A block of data
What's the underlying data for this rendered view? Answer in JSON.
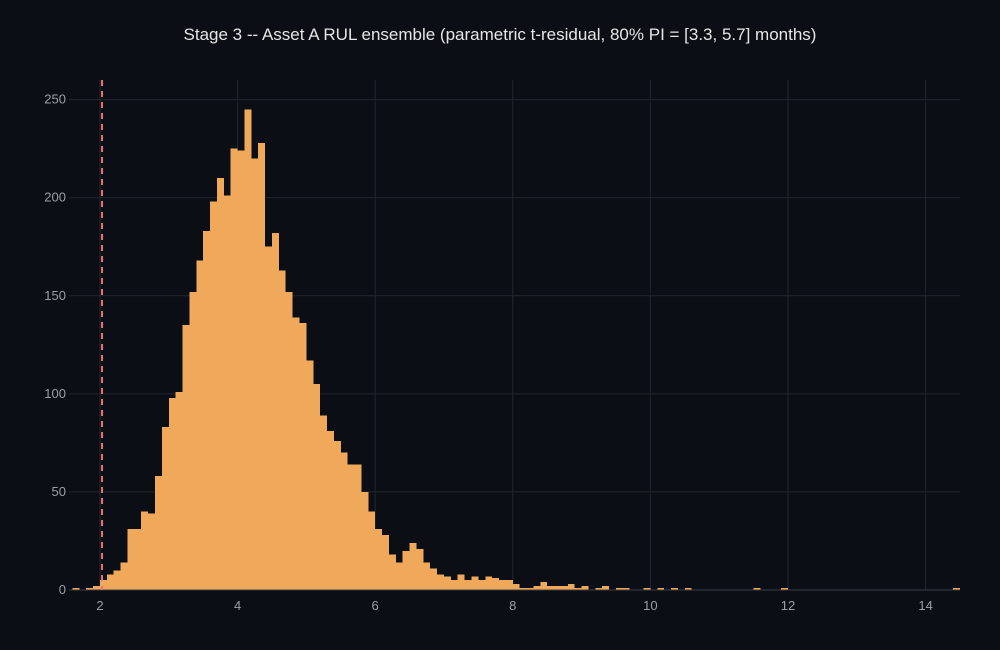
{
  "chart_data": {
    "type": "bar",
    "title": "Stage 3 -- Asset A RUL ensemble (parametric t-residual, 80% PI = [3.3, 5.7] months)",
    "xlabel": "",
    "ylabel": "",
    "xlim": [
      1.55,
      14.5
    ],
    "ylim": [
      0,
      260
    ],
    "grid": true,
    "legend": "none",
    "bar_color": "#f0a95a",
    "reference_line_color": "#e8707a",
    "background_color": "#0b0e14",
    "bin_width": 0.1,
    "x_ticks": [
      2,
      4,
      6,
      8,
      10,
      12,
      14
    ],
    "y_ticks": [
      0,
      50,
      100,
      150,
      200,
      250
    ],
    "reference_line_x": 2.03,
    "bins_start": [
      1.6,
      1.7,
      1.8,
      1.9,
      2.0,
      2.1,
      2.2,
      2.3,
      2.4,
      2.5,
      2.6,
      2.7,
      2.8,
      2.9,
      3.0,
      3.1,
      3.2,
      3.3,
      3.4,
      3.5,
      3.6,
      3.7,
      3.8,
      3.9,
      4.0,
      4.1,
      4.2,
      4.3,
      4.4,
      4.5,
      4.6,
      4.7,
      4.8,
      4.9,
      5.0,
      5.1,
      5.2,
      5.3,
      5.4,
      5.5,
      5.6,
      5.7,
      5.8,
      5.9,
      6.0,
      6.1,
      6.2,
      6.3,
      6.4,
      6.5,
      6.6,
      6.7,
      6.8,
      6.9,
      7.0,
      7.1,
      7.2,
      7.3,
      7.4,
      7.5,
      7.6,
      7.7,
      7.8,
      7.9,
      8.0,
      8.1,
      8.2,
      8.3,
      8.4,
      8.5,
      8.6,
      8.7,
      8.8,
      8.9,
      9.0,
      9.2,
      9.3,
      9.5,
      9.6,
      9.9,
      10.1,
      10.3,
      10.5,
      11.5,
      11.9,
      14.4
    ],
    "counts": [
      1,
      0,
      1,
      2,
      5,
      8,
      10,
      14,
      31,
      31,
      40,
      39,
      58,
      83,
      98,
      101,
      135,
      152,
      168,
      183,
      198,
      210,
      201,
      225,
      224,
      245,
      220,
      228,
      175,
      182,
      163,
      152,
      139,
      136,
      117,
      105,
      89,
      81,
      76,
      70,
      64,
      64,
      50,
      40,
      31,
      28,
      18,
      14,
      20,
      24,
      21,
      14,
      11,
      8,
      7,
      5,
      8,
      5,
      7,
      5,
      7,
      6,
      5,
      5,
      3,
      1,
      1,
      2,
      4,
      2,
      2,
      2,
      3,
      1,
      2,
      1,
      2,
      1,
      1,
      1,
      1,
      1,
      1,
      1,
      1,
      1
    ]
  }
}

## GIVEN INSTRUCTION
Drop the images and repeat the data exactly.

## EXPECTED ANSWER
What's the underlying data for this rendered view? Answer in JSON.
{
  "chart_data": {
    "type": "bar",
    "title": "Stage 3 -- Asset A RUL ensemble (parametric t-residual, 80% PI = [3.3, 5.7] months)",
    "xlabel": "",
    "ylabel": "",
    "xlim": [
      1.55,
      14.5
    ],
    "ylim": [
      0,
      260
    ],
    "grid": true,
    "legend": "none",
    "bar_color": "#f0a95a",
    "reference_line_color": "#e8707a",
    "background_color": "#0b0e14",
    "bin_width": 0.1,
    "x_ticks": [
      2,
      4,
      6,
      8,
      10,
      12,
      14
    ],
    "y_ticks": [
      0,
      50,
      100,
      150,
      200,
      250
    ],
    "reference_line_x": 2.03,
    "bins_start": [
      1.6,
      1.7,
      1.8,
      1.9,
      2.0,
      2.1,
      2.2,
      2.3,
      2.4,
      2.5,
      2.6,
      2.7,
      2.8,
      2.9,
      3.0,
      3.1,
      3.2,
      3.3,
      3.4,
      3.5,
      3.6,
      3.7,
      3.8,
      3.9,
      4.0,
      4.1,
      4.2,
      4.3,
      4.4,
      4.5,
      4.6,
      4.7,
      4.8,
      4.9,
      5.0,
      5.1,
      5.2,
      5.3,
      5.4,
      5.5,
      5.6,
      5.7,
      5.8,
      5.9,
      6.0,
      6.1,
      6.2,
      6.3,
      6.4,
      6.5,
      6.6,
      6.7,
      6.8,
      6.9,
      7.0,
      7.1,
      7.2,
      7.3,
      7.4,
      7.5,
      7.6,
      7.7,
      7.8,
      7.9,
      8.0,
      8.1,
      8.2,
      8.3,
      8.4,
      8.5,
      8.6,
      8.7,
      8.8,
      8.9,
      9.0,
      9.2,
      9.3,
      9.5,
      9.6,
      9.9,
      10.1,
      10.3,
      10.5,
      11.5,
      11.9,
      14.4
    ],
    "counts": [
      1,
      0,
      1,
      2,
      5,
      8,
      10,
      14,
      31,
      31,
      40,
      39,
      58,
      83,
      98,
      101,
      135,
      152,
      168,
      183,
      198,
      210,
      201,
      225,
      224,
      245,
      220,
      228,
      175,
      182,
      163,
      152,
      139,
      136,
      117,
      105,
      89,
      81,
      76,
      70,
      64,
      64,
      50,
      40,
      31,
      28,
      18,
      14,
      20,
      24,
      21,
      14,
      11,
      8,
      7,
      5,
      8,
      5,
      7,
      5,
      7,
      6,
      5,
      5,
      3,
      1,
      1,
      2,
      4,
      2,
      2,
      2,
      3,
      1,
      2,
      1,
      2,
      1,
      1,
      1,
      1,
      1,
      1,
      1,
      1,
      1
    ]
  }
}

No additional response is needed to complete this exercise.